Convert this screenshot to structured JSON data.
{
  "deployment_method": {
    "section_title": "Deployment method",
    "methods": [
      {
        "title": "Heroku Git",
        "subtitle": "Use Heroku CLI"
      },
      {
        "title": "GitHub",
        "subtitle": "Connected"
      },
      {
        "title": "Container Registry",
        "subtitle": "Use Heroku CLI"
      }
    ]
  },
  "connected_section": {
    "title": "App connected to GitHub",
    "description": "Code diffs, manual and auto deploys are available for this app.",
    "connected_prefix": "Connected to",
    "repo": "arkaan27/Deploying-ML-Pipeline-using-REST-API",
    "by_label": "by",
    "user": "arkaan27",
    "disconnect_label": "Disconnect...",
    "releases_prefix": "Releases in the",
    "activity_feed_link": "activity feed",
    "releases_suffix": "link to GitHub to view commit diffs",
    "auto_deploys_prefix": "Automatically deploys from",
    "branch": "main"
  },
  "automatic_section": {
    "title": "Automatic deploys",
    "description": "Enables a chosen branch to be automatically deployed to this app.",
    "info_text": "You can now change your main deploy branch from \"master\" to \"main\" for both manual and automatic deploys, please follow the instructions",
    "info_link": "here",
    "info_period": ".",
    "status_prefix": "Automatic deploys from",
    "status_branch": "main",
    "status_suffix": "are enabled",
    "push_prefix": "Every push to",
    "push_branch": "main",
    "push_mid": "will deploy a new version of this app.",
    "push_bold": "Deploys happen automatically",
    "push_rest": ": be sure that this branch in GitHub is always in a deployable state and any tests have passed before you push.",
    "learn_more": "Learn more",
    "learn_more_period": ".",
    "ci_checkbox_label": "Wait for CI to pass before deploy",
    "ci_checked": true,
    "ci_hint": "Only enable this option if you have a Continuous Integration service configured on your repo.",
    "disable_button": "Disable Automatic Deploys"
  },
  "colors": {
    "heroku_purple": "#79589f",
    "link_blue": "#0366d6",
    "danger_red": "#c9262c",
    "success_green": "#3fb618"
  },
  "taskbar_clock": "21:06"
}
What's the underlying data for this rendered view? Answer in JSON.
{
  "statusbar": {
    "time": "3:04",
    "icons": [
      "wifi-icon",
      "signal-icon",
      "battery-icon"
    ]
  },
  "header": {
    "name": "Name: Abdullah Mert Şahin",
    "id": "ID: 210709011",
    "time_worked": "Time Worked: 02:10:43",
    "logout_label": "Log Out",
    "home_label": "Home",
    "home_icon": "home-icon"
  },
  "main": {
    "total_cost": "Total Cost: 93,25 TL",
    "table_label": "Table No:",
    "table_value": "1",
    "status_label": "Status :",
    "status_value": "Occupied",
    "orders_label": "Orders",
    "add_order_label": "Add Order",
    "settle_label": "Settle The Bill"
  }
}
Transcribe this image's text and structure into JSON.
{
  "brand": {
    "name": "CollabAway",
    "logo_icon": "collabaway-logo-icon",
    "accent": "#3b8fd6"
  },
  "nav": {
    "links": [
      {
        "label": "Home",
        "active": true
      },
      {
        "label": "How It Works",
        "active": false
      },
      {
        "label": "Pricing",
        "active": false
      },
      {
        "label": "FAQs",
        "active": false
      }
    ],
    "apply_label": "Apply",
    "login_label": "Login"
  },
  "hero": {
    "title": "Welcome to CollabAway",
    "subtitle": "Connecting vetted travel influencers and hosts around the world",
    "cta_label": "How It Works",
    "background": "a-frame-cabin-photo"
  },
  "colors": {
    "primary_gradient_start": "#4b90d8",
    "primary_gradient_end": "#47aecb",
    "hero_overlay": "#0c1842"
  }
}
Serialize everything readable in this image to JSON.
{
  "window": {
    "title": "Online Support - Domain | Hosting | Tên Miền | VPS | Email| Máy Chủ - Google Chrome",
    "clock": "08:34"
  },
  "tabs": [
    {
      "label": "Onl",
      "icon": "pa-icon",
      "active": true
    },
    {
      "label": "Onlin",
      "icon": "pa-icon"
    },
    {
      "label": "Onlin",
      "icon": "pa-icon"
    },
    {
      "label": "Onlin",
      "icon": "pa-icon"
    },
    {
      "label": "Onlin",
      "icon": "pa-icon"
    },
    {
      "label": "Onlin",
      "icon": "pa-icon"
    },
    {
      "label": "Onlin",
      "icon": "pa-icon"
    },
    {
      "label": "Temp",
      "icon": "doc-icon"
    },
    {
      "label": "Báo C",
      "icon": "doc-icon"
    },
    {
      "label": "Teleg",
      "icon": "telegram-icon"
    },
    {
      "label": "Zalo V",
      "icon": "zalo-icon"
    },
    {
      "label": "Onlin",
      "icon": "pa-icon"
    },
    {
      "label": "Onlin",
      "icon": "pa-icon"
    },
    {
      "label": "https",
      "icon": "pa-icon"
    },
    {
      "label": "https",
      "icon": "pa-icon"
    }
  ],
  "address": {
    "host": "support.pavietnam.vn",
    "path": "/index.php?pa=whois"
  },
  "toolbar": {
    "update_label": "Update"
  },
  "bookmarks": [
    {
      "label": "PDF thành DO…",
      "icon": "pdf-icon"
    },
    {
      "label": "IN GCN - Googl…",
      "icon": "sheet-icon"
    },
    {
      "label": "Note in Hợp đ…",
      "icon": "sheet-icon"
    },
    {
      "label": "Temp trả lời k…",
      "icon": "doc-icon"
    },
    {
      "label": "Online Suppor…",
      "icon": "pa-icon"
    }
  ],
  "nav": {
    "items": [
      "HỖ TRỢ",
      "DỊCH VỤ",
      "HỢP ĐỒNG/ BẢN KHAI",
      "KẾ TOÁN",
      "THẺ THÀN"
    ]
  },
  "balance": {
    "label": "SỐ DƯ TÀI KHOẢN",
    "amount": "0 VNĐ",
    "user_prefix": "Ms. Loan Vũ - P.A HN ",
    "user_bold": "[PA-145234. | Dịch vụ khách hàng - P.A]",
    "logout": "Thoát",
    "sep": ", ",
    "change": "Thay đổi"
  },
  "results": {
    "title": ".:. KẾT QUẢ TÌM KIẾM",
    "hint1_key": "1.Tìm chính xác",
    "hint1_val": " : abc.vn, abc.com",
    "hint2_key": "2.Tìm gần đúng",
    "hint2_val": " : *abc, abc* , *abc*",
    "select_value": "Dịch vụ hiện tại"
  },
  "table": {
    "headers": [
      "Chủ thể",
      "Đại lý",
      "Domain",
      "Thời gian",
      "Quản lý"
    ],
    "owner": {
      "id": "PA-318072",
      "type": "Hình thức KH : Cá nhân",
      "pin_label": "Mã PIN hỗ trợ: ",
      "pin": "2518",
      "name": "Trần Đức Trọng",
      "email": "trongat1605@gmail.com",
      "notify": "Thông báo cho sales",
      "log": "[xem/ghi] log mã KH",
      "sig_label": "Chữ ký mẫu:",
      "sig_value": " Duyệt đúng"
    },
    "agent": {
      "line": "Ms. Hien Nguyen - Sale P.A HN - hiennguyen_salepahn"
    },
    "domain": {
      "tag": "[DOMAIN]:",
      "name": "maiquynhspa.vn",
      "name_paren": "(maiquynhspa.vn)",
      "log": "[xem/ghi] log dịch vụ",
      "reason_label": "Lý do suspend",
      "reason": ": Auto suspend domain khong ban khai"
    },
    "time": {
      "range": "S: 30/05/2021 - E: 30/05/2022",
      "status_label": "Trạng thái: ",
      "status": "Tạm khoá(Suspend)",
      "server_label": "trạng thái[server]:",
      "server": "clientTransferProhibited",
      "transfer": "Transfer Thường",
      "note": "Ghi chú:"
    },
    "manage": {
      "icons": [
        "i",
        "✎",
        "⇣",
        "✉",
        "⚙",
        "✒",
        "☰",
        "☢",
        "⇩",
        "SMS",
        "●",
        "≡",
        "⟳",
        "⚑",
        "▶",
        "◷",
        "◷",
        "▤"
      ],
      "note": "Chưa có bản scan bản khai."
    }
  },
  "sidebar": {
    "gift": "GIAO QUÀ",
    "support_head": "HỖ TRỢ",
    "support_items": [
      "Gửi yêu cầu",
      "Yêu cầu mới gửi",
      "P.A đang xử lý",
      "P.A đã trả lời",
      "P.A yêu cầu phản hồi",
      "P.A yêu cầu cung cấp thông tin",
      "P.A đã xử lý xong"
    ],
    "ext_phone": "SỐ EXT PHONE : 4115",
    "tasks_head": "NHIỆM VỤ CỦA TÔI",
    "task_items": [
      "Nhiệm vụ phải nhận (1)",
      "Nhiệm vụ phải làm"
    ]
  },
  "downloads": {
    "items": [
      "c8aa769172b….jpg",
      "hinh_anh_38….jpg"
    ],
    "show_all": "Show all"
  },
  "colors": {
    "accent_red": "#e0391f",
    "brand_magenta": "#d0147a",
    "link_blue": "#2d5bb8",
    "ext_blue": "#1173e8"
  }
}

= = = = =

Return all lines of the material above in which the word "repo" occurs.

    "repo": "arkaan27/Deploying-ML-Pipeline-using-REST-API",
    "ci_hint": "Only enable this option if you have a Continuous Integration service configured on your repo.",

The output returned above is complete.